- [PROBLEM STATEMENT]: Every line in the listing is to be echoed verbatim.

Stored data
begin

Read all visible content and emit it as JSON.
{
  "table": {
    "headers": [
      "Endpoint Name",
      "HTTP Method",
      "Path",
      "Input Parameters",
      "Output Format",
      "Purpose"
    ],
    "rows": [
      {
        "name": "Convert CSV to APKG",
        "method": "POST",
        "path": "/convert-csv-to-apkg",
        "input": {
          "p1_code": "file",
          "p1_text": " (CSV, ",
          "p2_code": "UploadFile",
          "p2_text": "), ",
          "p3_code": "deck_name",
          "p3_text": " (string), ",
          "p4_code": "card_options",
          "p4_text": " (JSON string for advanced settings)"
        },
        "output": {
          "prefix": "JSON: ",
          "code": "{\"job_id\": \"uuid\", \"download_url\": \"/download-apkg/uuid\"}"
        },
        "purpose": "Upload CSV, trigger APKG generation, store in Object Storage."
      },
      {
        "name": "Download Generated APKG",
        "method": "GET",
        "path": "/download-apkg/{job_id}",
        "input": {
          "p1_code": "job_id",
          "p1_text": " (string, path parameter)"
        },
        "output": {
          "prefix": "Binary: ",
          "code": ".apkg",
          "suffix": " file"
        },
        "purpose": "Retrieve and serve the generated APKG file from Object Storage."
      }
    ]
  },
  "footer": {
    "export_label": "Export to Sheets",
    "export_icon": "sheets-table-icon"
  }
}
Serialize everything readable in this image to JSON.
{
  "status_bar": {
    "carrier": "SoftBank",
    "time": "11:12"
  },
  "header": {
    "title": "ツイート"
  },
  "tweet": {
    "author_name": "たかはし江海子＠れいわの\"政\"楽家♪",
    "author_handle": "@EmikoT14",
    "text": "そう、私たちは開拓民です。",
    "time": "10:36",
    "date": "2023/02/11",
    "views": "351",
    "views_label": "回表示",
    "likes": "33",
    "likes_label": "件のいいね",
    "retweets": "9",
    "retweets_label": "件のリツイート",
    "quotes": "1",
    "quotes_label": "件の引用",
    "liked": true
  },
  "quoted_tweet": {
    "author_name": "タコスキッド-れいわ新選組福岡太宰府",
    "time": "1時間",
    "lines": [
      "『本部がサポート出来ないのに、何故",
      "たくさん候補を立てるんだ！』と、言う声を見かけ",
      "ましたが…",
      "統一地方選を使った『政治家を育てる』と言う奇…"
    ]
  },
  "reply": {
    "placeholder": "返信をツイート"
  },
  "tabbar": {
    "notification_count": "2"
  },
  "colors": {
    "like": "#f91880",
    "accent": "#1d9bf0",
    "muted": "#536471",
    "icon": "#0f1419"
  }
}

end

- [OUTPUT OF THE EXERCISE]:
Read all visible content and emit it as JSON.
{
  "table": {
    "headers": [
      "Endpoint Name",
      "HTTP Method",
      "Path",
      "Input Parameters",
      "Output Format",
      "Purpose"
    ],
    "rows": [
      {
        "name": "Convert CSV to APKG",
        "method": "POST",
        "path": "/convert-csv-to-apkg",
        "input": {
          "p1_code": "file",
          "p1_text": " (CSV, ",
          "p2_code": "UploadFile",
          "p2_text": "), ",
          "p3_code": "deck_name",
          "p3_text": " (string), ",
          "p4_code": "card_options",
          "p4_text": " (JSON string for advanced settings)"
        },
        "output": {
          "prefix": "JSON: ",
          "code": "{\"job_id\": \"uuid\", \"download_url\": \"/download-apkg/uuid\"}"
        },
        "purpose": "Upload CSV, trigger APKG generation, store in Object Storage."
      },
      {
        "name": "Download Generated APKG",
        "method": "GET",
        "path": "/download-apkg/{job_id}",
        "input": {
          "p1_code": "job_id",
          "p1_text": " (string, path parameter)"
        },
        "output": {
          "prefix": "Binary: ",
          "code": ".apkg",
          "suffix": " file"
        },
        "purpose": "Retrieve and serve the generated APKG file from Object Storage."
      }
    ]
  },
  "footer": {
    "export_label": "Export to Sheets",
    "export_icon": "sheets-table-icon"
  }
}
Serialize everything readable in this image to JSON.
{
  "status_bar": {
    "carrier": "SoftBank",
    "time": "11:12"
  },
  "header": {
    "title": "ツイート"
  },
  "tweet": {
    "author_name": "たかはし江海子＠れいわの\"政\"楽家♪",
    "author_handle": "@EmikoT14",
    "text": "そう、私たちは開拓民です。",
    "time": "10:36",
    "date": "2023/02/11",
    "views": "351",
    "views_label": "回表示",
    "likes": "33",
    "likes_label": "件のいいね",
    "retweets": "9",
    "retweets_label": "件のリツイート",
    "quotes": "1",
    "quotes_label": "件の引用",
    "liked": true
  },
  "quoted_tweet": {
    "author_name": "タコスキッド-れいわ新選組福岡太宰府",
    "time": "1時間",
    "lines": [
      "『本部がサポート出来ないのに、何故",
      "たくさん候補を立てるんだ！』と、言う声を見かけ",
      "ましたが…",
      "統一地方選を使った『政治家を育てる』と言う奇…"
    ]
  },
  "reply": {
    "placeholder": "返信をツイート"
  },
  "tabbar": {
    "notification_count": "2"
  },
  "colors": {
    "like": "#f91880",
    "accent": "#1d9bf0",
    "muted": "#536471",
    "icon": "#0f1419"
  }
}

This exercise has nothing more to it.